[Collection entries]
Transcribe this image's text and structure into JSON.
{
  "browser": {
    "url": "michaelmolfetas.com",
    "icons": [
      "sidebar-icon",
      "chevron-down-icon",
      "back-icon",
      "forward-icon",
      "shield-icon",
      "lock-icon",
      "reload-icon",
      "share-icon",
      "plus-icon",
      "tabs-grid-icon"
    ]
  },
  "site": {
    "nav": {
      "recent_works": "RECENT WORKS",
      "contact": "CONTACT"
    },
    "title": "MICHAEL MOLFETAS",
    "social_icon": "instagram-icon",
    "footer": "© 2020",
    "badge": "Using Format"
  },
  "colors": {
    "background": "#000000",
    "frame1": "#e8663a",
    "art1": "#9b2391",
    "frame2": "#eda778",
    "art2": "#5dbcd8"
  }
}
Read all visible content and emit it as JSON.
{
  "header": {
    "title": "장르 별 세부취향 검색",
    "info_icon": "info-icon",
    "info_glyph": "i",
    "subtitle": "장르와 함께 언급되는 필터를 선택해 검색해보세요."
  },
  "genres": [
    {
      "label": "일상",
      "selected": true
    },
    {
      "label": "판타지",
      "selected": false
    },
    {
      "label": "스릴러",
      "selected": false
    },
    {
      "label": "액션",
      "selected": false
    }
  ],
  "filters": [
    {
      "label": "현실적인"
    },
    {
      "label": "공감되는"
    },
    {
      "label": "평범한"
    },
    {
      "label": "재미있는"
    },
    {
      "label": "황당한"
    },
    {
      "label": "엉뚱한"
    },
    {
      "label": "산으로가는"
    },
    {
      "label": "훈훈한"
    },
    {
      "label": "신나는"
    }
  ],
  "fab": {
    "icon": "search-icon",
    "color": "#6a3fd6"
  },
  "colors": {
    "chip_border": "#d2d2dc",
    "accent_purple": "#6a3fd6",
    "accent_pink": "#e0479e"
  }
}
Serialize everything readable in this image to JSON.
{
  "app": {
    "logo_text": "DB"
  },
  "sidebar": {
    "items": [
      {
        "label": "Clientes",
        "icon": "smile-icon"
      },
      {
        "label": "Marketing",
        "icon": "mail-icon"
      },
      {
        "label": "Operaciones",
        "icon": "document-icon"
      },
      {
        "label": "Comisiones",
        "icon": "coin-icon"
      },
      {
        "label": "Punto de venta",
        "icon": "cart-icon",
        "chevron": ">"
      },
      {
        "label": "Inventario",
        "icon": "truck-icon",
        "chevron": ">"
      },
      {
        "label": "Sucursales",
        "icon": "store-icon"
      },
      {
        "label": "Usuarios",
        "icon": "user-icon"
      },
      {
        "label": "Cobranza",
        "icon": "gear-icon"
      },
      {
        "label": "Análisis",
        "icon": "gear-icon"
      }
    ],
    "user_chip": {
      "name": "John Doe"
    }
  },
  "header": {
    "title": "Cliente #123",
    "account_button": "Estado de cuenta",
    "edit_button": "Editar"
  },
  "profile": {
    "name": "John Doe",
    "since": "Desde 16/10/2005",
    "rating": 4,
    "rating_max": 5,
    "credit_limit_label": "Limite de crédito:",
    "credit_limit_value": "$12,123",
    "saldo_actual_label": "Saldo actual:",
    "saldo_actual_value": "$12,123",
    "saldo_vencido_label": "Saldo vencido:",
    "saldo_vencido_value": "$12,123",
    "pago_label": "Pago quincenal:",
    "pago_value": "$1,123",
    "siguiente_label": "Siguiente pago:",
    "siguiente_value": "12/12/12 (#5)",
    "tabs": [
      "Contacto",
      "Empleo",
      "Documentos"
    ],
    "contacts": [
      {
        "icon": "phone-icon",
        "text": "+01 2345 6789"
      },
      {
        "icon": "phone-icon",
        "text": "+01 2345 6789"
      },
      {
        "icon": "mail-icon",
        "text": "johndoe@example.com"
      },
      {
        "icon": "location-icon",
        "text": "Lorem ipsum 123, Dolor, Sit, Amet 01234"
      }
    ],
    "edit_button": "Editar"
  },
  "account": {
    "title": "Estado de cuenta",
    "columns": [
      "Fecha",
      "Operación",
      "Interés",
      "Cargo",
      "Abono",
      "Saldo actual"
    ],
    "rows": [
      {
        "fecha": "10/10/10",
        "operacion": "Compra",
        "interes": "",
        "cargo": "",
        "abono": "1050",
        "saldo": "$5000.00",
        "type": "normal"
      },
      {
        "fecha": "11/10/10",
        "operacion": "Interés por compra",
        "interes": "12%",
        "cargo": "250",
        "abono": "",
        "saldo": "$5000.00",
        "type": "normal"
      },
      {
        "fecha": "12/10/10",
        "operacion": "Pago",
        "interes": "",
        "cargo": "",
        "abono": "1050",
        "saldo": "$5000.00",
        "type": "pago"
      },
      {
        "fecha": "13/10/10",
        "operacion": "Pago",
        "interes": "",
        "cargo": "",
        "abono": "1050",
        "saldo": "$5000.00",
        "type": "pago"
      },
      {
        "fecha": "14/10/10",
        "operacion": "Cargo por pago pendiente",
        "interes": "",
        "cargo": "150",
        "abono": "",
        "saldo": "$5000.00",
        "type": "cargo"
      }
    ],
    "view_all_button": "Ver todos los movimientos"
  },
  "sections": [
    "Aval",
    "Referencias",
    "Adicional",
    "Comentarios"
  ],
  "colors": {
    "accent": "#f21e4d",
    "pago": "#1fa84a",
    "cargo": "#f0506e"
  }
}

• [Exercise description]: Each entry above is to be printed again exactly.

• [Solution below]:
Transcribe this image's text and structure into JSON.
{
  "browser": {
    "url": "michaelmolfetas.com",
    "icons": [
      "sidebar-icon",
      "chevron-down-icon",
      "back-icon",
      "forward-icon",
      "shield-icon",
      "lock-icon",
      "reload-icon",
      "share-icon",
      "plus-icon",
      "tabs-grid-icon"
    ]
  },
  "site": {
    "nav": {
      "recent_works": "RECENT WORKS",
      "contact": "CONTACT"
    },
    "title": "MICHAEL MOLFETAS",
    "social_icon": "instagram-icon",
    "footer": "© 2020",
    "badge": "Using Format"
  },
  "colors": {
    "background": "#000000",
    "frame1": "#e8663a",
    "art1": "#9b2391",
    "frame2": "#eda778",
    "art2": "#5dbcd8"
  }
}
Read all visible content and emit it as JSON.
{
  "header": {
    "title": "장르 별 세부취향 검색",
    "info_icon": "info-icon",
    "info_glyph": "i",
    "subtitle": "장르와 함께 언급되는 필터를 선택해 검색해보세요."
  },
  "genres": [
    {
      "label": "일상",
      "selected": true
    },
    {
      "label": "판타지",
      "selected": false
    },
    {
      "label": "스릴러",
      "selected": false
    },
    {
      "label": "액션",
      "selected": false
    }
  ],
  "filters": [
    {
      "label": "현실적인"
    },
    {
      "label": "공감되는"
    },
    {
      "label": "평범한"
    },
    {
      "label": "재미있는"
    },
    {
      "label": "황당한"
    },
    {
      "label": "엉뚱한"
    },
    {
      "label": "산으로가는"
    },
    {
      "label": "훈훈한"
    },
    {
      "label": "신나는"
    }
  ],
  "fab": {
    "icon": "search-icon",
    "color": "#6a3fd6"
  },
  "colors": {
    "chip_border": "#d2d2dc",
    "accent_purple": "#6a3fd6",
    "accent_pink": "#e0479e"
  }
}
Serialize everything readable in this image to JSON.
{
  "app": {
    "logo_text": "DB"
  },
  "sidebar": {
    "items": [
      {
        "label": "Clientes",
        "icon": "smile-icon"
      },
      {
        "label": "Marketing",
        "icon": "mail-icon"
      },
      {
        "label": "Operaciones",
        "icon": "document-icon"
      },
      {
        "label": "Comisiones",
        "icon": "coin-icon"
      },
      {
        "label": "Punto de venta",
        "icon": "cart-icon",
        "chevron": ">"
      },
      {
        "label": "Inventario",
        "icon": "truck-icon",
        "chevron": ">"
      },
      {
        "label": "Sucursales",
        "icon": "store-icon"
      },
      {
        "label": "Usuarios",
        "icon": "user-icon"
      },
      {
        "label": "Cobranza",
        "icon": "gear-icon"
      },
      {
        "label": "Análisis",
        "icon": "gear-icon"
      }
    ],
    "user_chip": {
      "name": "John Doe"
    }
  },
  "header": {
    "title": "Cliente #123",
    "account_button": "Estado de cuenta",
    "edit_button": "Editar"
  },
  "profile": {
    "name": "John Doe",
    "since": "Desde 16/10/2005",
    "rating": 4,
    "rating_max": 5,
    "credit_limit_label": "Limite de crédito:",
    "credit_limit_value": "$12,123",
    "saldo_actual_label": "Saldo actual:",
    "saldo_actual_value": "$12,123",
    "saldo_vencido_label": "Saldo vencido:",
    "saldo_vencido_value": "$12,123",
    "pago_label": "Pago quincenal:",
    "pago_value": "$1,123",
    "siguiente_label": "Siguiente pago:",
    "siguiente_value": "12/12/12 (#5)",
    "tabs": [
      "Contacto",
      "Empleo",
      "Documentos"
    ],
    "contacts": [
      {
        "icon": "phone-icon",
        "text": "+01 2345 6789"
      },
      {
        "icon": "phone-icon",
        "text": "+01 2345 6789"
      },
      {
        "icon": "mail-icon",
        "text": "johndoe@example.com"
      },
      {
        "icon": "location-icon",
        "text": "Lorem ipsum 123, Dolor, Sit, Amet 01234"
      }
    ],
    "edit_button": "Editar"
  },
  "account": {
    "title": "Estado de cuenta",
    "columns": [
      "Fecha",
      "Operación",
      "Interés",
      "Cargo",
      "Abono",
      "Saldo actual"
    ],
    "rows": [
      {
        "fecha": "10/10/10",
        "operacion": "Compra",
        "interes": "",
        "cargo": "",
        "abono": "1050",
        "saldo": "$5000.00",
        "type": "normal"
      },
      {
        "fecha": "11/10/10",
        "operacion": "Interés por compra",
        "interes": "12%",
        "cargo": "250",
        "abono": "",
        "saldo": "$5000.00",
        "type": "normal"
      },
      {
        "fecha": "12/10/10",
        "operacion": "Pago",
        "interes": "",
        "cargo": "",
        "abono": "1050",
        "saldo": "$5000.00",
        "type": "pago"
      },
      {
        "fecha": "13/10/10",
        "operacion": "Pago",
        "interes": "",
        "cargo": "",
        "abono": "1050",
        "saldo": "$5000.00",
        "type": "pago"
      },
      {
        "fecha": "14/10/10",
        "operacion": "Cargo por pago pendiente",
        "interes": "",
        "cargo": "150",
        "abono": "",
        "saldo": "$5000.00",
        "type": "cargo"
      }
    ],
    "view_all_button": "Ver todos los movimientos"
  },
  "sections": [
    "Aval",
    "Referencias",
    "Adicional",
    "Comentarios"
  ],
  "colors": {
    "accent": "#f21e4d",
    "pago": "#1fa84a",
    "cargo": "#f0506e"
  }
}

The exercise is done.